● **What the task requires**
Write out the records again, starting with the line that contains "Localize all elements." and going on through the line that contains "spectrogram-noise-cell (561, 55, 566, 63)", with -144 added to every box coordinate in the answers.

● **Data for this task**
-------------------------

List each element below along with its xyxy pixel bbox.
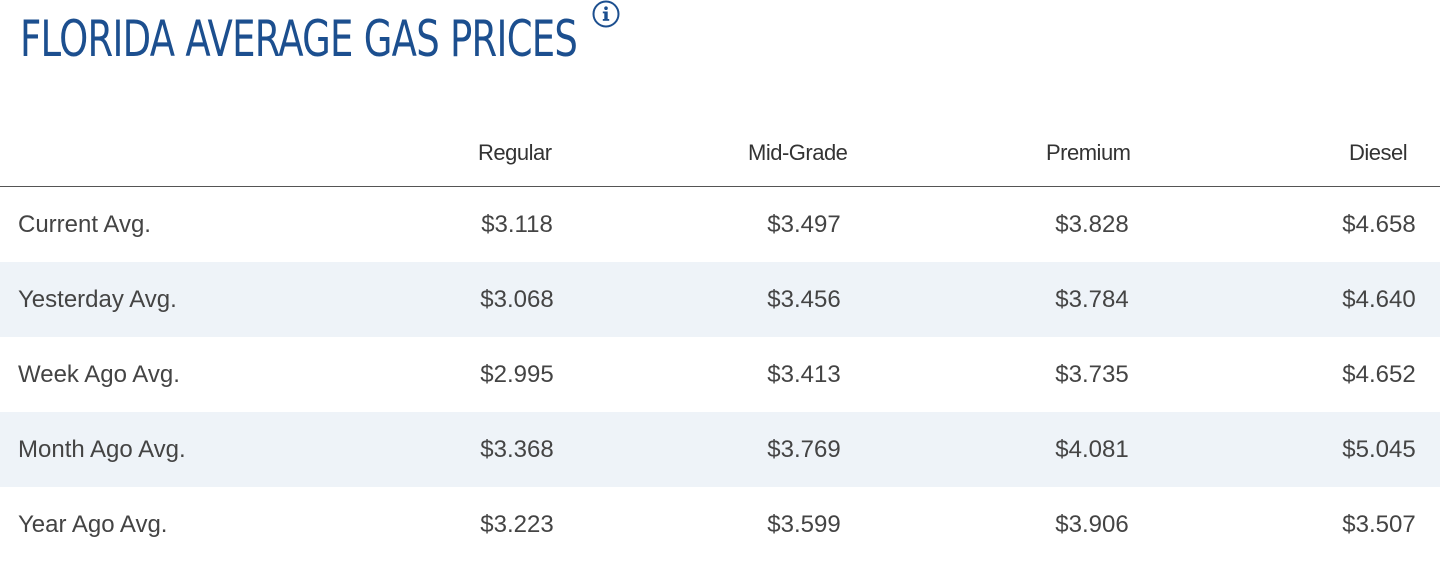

-------------------------

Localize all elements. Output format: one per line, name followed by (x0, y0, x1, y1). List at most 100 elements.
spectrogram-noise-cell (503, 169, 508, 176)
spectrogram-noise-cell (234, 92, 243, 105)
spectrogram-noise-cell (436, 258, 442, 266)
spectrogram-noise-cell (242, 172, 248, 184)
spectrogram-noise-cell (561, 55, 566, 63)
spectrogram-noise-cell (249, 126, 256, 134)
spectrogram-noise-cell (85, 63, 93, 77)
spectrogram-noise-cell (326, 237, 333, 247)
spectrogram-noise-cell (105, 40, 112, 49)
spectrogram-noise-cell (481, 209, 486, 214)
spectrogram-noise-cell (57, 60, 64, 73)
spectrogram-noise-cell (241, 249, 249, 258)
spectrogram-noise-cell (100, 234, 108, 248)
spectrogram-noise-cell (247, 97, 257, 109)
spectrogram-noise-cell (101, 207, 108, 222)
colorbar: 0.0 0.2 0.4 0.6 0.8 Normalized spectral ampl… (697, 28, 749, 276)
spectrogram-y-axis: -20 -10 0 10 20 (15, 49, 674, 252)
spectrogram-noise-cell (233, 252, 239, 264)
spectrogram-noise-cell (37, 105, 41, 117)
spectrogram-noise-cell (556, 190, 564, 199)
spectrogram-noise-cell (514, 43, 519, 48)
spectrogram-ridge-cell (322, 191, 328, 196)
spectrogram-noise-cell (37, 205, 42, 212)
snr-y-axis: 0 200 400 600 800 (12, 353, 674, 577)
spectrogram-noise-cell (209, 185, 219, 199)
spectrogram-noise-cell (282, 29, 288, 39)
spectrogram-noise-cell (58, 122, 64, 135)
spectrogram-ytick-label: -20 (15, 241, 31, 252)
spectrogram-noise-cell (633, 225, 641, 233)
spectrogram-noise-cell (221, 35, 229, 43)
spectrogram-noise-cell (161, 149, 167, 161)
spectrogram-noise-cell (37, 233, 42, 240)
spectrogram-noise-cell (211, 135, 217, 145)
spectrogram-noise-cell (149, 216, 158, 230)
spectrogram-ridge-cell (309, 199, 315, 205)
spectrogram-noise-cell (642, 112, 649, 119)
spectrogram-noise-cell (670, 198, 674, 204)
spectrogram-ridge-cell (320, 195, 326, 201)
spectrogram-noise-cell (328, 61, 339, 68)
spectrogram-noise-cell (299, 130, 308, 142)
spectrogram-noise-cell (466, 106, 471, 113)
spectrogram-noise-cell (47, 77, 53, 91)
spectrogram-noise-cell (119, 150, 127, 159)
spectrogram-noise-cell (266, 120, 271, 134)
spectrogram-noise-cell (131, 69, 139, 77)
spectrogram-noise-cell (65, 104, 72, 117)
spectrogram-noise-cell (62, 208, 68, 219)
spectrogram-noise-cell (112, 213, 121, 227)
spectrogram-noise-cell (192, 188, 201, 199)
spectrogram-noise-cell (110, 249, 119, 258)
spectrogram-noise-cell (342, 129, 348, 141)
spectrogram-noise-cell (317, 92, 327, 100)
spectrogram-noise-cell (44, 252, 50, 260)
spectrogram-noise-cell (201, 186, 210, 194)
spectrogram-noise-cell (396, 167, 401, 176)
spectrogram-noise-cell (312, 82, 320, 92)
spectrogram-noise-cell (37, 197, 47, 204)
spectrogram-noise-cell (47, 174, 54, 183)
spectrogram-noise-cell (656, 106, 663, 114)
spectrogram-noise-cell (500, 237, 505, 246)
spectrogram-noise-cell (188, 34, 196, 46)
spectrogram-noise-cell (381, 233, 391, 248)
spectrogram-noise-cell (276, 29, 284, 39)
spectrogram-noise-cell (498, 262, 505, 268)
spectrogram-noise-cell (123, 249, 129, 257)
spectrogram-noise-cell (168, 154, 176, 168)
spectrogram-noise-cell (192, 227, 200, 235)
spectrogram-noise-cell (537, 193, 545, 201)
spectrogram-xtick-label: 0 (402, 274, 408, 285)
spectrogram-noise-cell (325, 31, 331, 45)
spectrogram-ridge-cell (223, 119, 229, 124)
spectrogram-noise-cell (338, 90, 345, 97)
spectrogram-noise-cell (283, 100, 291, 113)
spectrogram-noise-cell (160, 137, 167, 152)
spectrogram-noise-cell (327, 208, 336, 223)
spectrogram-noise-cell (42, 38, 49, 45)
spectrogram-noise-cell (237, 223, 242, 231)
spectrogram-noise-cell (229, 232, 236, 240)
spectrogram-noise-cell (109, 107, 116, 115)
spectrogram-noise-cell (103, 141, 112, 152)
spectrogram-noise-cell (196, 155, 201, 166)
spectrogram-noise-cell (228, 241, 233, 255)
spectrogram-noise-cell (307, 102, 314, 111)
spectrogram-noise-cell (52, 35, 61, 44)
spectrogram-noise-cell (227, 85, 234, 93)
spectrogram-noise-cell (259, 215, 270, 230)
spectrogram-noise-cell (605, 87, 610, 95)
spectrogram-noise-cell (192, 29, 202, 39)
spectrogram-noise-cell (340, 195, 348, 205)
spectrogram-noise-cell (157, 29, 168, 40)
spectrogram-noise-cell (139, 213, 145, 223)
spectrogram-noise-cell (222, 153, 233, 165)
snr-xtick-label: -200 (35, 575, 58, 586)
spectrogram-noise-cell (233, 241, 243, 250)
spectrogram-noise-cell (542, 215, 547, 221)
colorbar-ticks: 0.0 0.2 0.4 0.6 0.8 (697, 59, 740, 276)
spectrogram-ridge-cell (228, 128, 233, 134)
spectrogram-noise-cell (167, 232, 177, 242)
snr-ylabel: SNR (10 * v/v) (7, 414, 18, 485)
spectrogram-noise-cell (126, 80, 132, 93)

-------------------------

● **Written response**
Localize all elements. Output format: one per line, name followed by (x0, y0, x1, y1). List at most 100 elements.
spectrogram-noise-cell (359, 25, 364, 32)
spectrogram-noise-cell (90, -52, 99, -39)
spectrogram-noise-cell (292, 114, 298, 122)
spectrogram-noise-cell (98, 28, 104, 40)
spectrogram-noise-cell (417, -89, 422, -81)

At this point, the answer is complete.